**Problem details:** Could you please find each line in the records that contains the word "Philippines" and copy it?

[Items from a dataset]
# # # # #

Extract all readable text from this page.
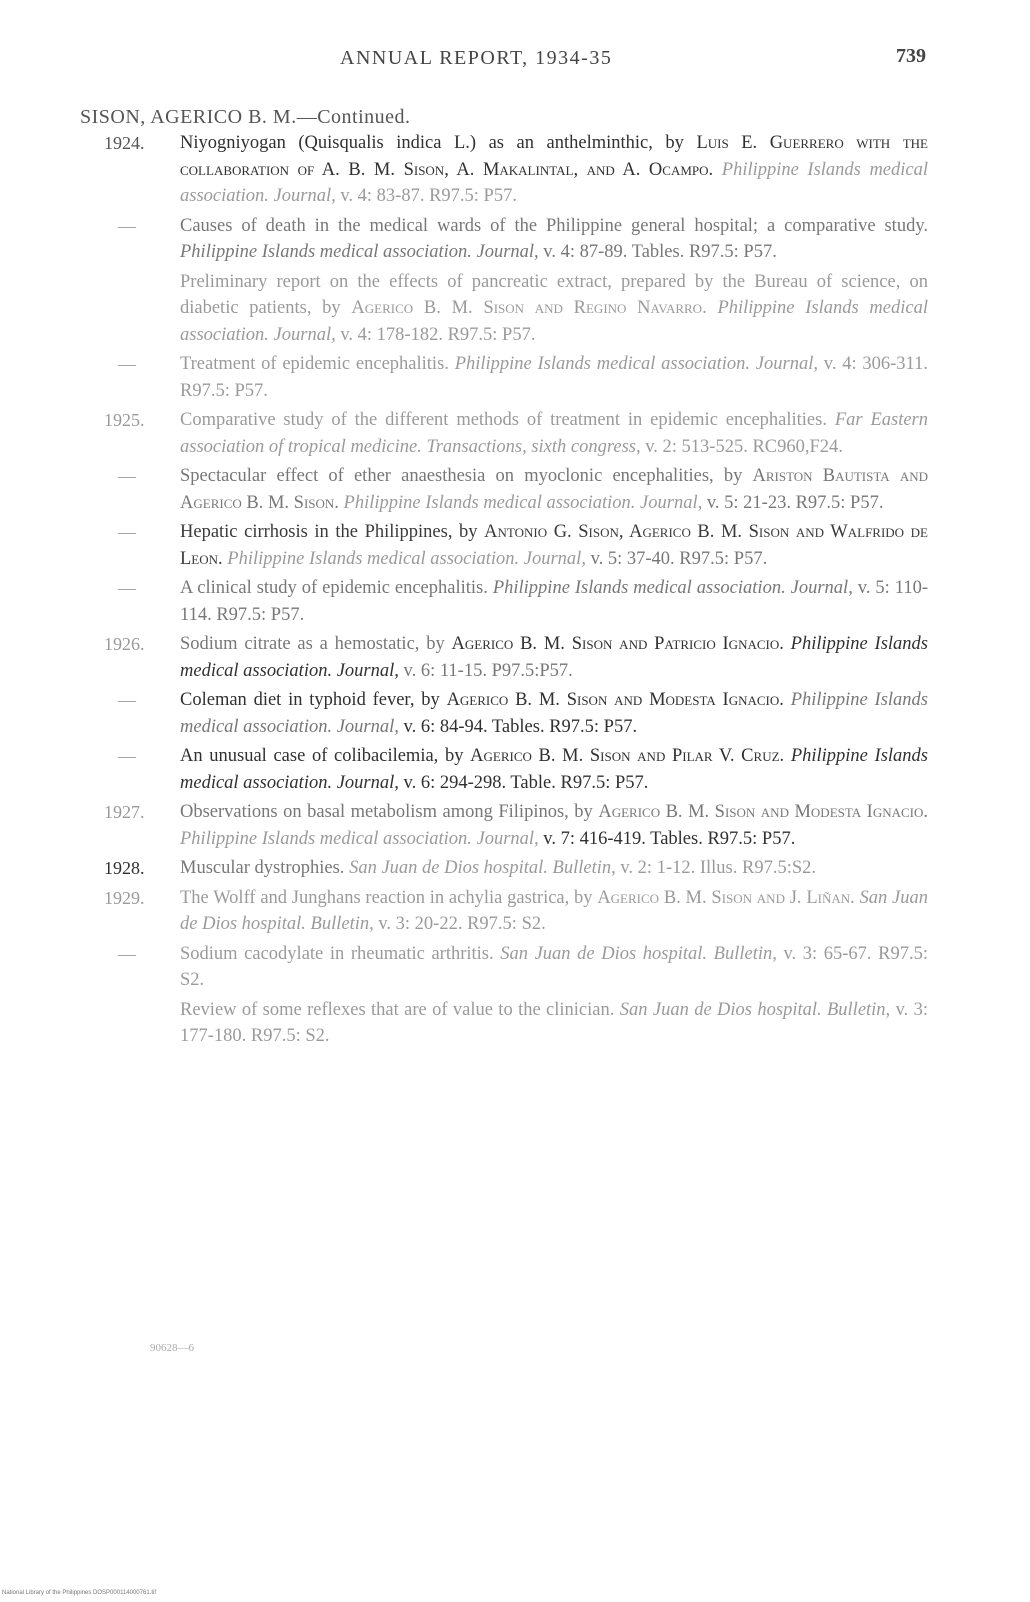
ANNUAL REPORT, 1934-35	739
SISON, AGERICO B. M.—Continued.
1924.	Niyogniyogan (Quisqualis indica L.) as an anthelminthic, by Luis E. Guerrero with the collaboration of A. B. M. Sison, A. Makalintal, and A. Ocampo. Philippine Islands medical association. Journal, v. 4: 83-87. R97.5: P57.
—	Causes of death in the medical wards of the Philippine general hospital; a comparative study. Philippine Islands medical association. Journal, v. 4: 87-89. Tables. R97.5: P57.
Preliminary report on the effects of pancreatic extract, prepared by the Bureau of science, on diabetic patients, by Agerico B. M. Sison and Regino Navarro. Philippine Islands medical association. Journal, v. 4: 178-182. R97.5: P57.
—	Treatment of epidemic encephalitis. Philippine Islands medical association. Journal, v. 4: 306-311. R97.5: P57.
1925.	Comparative study of the different methods of treatment in epidemic encephalities. Far Eastern association of tropical medicine. Transactions, sixth congress, v. 2: 513-525. RC960,F24.
—	Spectacular effect of ether anaesthesia on myoclonic encephalities, by Ariston Bautista and Agerico B. M. Sison. Philippine Islands medical association. Journal, v. 5: 21-23. R97.5: P57.
—	Hepatic cirrhosis in the Philippines, by Antonio G. Sison, Agerico B. M. Sison and Walfrido de Leon. Philippine Islands medical association. Journal, v. 5: 37-40. R97.5: P57.
—	A clinical study of epidemic encephalitis. Philippine Islands medical association. Journal, v. 5: 110-114. R97.5: P57.
1926.	Sodium citrate as a hemostatic, by Agerico B. M. Sison and Patricio Ignacio. Philippine Islands medical association. Journal, v. 6: 11-15. P97.5:P57.
—	Coleman diet in typhoid fever, by Agerico B. M. Sison and Modesta Ignacio. Philippine Islands medical association. Journal, v. 6: 84-94. Tables. R97.5: P57.
—	An unusual case of colibacilemia, by Agerico B. M. Sison and Pilar V. Cruz. Philippine Islands medical association. Journal, v. 6: 294-298. Table. R97.5: P57.
1927.	Observations on basal metabolism among Filipinos, by Agerico B. M. Sison and Modesta Ignacio. Philippine Islands medical association. Journal, v. 7: 416-419. Tables. R97.5: P57.
1928.	Muscular dystrophies. San Juan de Dios hospital. Bulletin, v. 2: 1-12. Illus. R97.5:S2.
1929.	The Wolff and Junghans reaction in achylia gastrica, by Agerico B. M. Sison and J. Liñan. San Juan de Dios hospital. Bulletin, v. 3: 20-22. R97.5: S2.
—	Sodium cacodylate in rheumatic arthritis. San Juan de Dios hospital. Bulletin, v. 3: 65-67. R97.5: S2.
Review of some reflexes that are of value to the clinician. San Juan de Dios hospital. Bulletin, v. 3: 177-180. R97.5: S2.
90628—6
National Library of the Philippines DOSP000114000761.tif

# # # # #

**Problem solution:**
—	Hepatic cirrhosis in the Philippines, by Antonio G. Sison, Agerico B. M. Sison and Walfrido de Leon. Philippine Islands medical association. Journal, v. 5: 37-40. R97.5: P57.
National Library of the Philippines DOSP000114000761.tif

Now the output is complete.